> **Task requirements**:
Filter the listing below, copying every line in which the word "JSON" appears.

-.-.-

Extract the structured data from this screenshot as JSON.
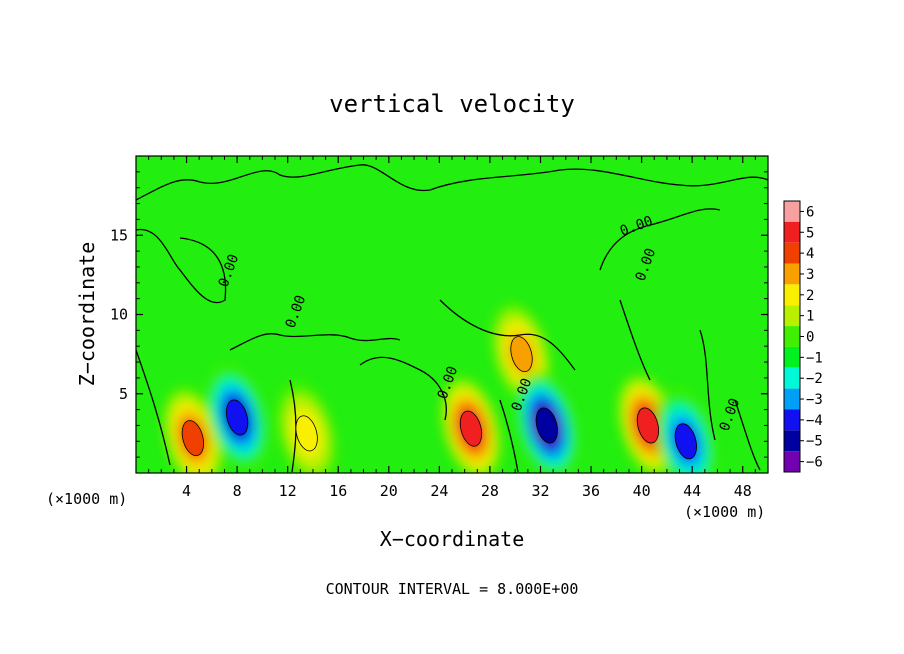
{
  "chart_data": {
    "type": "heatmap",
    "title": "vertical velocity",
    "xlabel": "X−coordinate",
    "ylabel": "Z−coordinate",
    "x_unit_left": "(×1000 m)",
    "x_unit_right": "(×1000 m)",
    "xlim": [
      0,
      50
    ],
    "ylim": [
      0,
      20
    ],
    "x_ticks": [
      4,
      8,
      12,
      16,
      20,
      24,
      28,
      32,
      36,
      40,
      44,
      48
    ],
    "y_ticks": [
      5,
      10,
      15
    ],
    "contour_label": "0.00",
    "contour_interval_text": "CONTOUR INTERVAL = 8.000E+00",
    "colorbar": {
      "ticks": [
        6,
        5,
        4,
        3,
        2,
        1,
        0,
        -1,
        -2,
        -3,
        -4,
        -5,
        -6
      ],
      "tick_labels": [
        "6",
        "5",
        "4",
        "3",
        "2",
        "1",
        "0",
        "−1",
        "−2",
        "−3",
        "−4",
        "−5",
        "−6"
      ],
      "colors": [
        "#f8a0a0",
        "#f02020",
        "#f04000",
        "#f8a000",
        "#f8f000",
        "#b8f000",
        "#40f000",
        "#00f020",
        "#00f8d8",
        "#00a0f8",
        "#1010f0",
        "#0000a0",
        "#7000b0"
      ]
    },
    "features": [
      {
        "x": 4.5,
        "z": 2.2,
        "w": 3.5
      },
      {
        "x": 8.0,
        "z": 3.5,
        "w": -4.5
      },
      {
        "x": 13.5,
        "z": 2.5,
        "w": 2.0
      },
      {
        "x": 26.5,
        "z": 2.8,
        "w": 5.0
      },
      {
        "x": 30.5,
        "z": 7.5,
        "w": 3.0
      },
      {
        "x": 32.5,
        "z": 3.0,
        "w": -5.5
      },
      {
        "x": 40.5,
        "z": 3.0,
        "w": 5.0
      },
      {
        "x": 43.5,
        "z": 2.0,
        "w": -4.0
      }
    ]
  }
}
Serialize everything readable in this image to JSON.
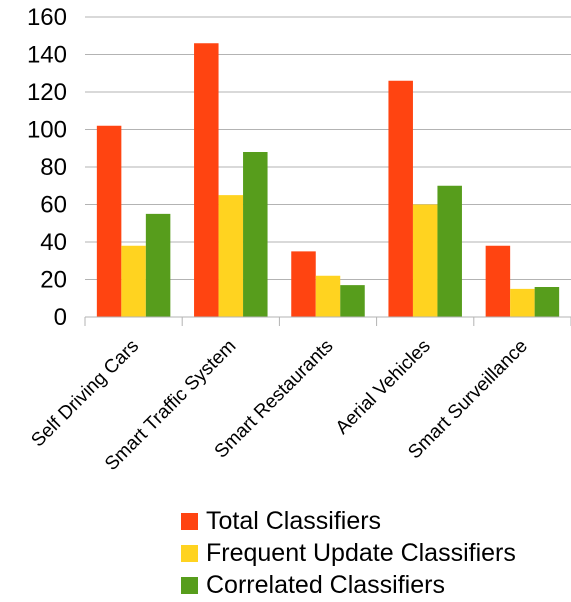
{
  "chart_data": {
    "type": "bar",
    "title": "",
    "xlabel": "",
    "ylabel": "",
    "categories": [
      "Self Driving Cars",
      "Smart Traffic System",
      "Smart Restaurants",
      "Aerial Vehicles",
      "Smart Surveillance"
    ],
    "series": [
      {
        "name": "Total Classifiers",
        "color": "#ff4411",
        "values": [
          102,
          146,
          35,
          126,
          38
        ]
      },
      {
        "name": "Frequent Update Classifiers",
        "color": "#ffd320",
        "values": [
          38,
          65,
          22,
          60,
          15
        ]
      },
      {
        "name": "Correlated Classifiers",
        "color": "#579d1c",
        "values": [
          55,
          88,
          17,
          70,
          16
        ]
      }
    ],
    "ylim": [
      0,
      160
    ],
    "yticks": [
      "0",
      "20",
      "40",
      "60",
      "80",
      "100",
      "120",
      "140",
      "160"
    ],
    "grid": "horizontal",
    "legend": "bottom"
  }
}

-.-.-

> **Result**:
Extract the structured data from this screenshot as JSON.
Serialize everything readable in this image to JSON.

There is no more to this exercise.